## OBJECTIVE
Print all entries precisely as they are written.

## DATA FOR THE TASK
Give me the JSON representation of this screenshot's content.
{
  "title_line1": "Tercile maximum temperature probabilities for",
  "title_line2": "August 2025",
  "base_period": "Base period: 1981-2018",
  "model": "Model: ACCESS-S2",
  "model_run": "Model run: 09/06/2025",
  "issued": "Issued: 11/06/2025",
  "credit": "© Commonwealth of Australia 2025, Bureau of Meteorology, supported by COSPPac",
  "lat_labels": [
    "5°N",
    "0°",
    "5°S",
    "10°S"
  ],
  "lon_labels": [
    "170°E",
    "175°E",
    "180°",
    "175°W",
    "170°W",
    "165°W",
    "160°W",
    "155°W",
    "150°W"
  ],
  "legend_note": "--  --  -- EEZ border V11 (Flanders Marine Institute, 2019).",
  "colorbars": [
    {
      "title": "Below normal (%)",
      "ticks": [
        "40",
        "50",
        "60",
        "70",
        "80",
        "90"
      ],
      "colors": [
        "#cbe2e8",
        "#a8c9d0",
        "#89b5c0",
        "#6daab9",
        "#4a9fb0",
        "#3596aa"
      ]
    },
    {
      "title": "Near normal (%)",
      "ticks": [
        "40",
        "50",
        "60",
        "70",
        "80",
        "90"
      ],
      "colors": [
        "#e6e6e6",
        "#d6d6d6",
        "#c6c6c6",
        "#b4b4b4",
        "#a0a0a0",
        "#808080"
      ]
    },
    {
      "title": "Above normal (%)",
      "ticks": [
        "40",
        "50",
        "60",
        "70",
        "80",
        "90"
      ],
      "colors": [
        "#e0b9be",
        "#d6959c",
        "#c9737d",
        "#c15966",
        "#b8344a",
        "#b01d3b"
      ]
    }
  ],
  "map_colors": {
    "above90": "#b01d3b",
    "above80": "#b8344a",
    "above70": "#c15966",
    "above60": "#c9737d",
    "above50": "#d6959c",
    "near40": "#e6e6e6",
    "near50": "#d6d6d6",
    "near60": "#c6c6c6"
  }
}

## ANSWER IN FULL
Give me the JSON representation of this screenshot's content.
{
  "title_line1": "Tercile maximum temperature probabilities for",
  "title_line2": "August 2025",
  "base_period": "Base period: 1981-2018",
  "model": "Model: ACCESS-S2",
  "model_run": "Model run: 09/06/2025",
  "issued": "Issued: 11/06/2025",
  "credit": "© Commonwealth of Australia 2025, Bureau of Meteorology, supported by COSPPac",
  "lat_labels": [
    "5°N",
    "0°",
    "5°S",
    "10°S"
  ],
  "lon_labels": [
    "170°E",
    "175°E",
    "180°",
    "175°W",
    "170°W",
    "165°W",
    "160°W",
    "155°W",
    "150°W"
  ],
  "legend_note": "--  --  -- EEZ border V11 (Flanders Marine Institute, 2019).",
  "colorbars": [
    {
      "title": "Below normal (%)",
      "ticks": [
        "40",
        "50",
        "60",
        "70",
        "80",
        "90"
      ],
      "colors": [
        "#cbe2e8",
        "#a8c9d0",
        "#89b5c0",
        "#6daab9",
        "#4a9fb0",
        "#3596aa"
      ]
    },
    {
      "title": "Near normal (%)",
      "ticks": [
        "40",
        "50",
        "60",
        "70",
        "80",
        "90"
      ],
      "colors": [
        "#e6e6e6",
        "#d6d6d6",
        "#c6c6c6",
        "#b4b4b4",
        "#a0a0a0",
        "#808080"
      ]
    },
    {
      "title": "Above normal (%)",
      "ticks": [
        "40",
        "50",
        "60",
        "70",
        "80",
        "90"
      ],
      "colors": [
        "#e0b9be",
        "#d6959c",
        "#c9737d",
        "#c15966",
        "#b8344a",
        "#b01d3b"
      ]
    }
  ],
  "map_colors": {
    "above90": "#b01d3b",
    "above80": "#b8344a",
    "above70": "#c15966",
    "above60": "#c9737d",
    "above50": "#d6959c",
    "near40": "#e6e6e6",
    "near50": "#d6d6d6",
    "near60": "#c6c6c6"
  }
}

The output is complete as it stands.